--- start Supplied entries ---

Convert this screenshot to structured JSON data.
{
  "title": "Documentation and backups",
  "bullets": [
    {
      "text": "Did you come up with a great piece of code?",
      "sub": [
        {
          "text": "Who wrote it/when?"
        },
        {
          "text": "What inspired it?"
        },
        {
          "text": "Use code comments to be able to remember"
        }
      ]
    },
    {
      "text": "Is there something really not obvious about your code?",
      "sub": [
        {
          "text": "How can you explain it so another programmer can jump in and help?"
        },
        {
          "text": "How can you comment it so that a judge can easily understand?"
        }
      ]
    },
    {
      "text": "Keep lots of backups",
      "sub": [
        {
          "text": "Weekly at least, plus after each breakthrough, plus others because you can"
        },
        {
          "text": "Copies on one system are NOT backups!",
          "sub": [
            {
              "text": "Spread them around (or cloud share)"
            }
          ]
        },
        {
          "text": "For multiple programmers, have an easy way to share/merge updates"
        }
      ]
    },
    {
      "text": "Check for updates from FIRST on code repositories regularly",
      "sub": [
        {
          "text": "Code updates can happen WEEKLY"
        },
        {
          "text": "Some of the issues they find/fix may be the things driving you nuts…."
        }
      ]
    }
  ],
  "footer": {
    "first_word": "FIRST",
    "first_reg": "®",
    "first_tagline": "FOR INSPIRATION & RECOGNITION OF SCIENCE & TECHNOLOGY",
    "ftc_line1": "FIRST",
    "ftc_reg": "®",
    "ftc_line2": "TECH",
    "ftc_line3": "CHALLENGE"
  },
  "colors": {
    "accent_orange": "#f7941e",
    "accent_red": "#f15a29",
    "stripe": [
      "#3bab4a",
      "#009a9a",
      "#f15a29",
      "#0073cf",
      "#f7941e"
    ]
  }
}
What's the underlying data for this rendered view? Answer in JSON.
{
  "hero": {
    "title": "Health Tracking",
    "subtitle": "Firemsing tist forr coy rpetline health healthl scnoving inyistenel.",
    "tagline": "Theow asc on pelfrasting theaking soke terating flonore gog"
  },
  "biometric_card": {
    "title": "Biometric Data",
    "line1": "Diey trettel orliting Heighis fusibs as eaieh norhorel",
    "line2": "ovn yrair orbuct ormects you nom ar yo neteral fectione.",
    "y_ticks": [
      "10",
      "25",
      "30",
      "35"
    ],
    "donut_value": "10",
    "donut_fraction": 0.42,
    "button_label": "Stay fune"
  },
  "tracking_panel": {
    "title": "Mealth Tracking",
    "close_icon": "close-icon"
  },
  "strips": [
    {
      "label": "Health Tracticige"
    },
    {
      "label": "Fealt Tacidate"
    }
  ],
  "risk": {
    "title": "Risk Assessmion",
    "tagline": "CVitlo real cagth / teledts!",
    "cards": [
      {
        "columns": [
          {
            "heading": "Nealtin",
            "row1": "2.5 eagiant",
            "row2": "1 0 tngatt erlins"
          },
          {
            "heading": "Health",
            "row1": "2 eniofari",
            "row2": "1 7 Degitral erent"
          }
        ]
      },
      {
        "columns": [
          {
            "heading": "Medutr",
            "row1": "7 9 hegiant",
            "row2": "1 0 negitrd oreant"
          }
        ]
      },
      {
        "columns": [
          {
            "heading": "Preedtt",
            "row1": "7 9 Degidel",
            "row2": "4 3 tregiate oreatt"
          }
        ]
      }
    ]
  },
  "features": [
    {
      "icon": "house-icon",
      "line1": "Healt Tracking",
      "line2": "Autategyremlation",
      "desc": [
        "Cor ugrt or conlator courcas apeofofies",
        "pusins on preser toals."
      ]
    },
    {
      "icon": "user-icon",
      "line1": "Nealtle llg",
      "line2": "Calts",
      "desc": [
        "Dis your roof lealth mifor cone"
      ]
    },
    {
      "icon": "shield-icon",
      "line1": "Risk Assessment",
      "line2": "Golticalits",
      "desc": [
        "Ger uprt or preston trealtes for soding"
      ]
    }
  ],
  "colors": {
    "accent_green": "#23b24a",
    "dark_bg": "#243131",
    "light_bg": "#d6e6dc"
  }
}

--- end Supplied entries ---

Show the lines of the records that contain the word "icon".

    "close_icon": "close-icon"
      "icon": "house-icon",
      "icon": "user-icon",
      "icon": "shield-icon",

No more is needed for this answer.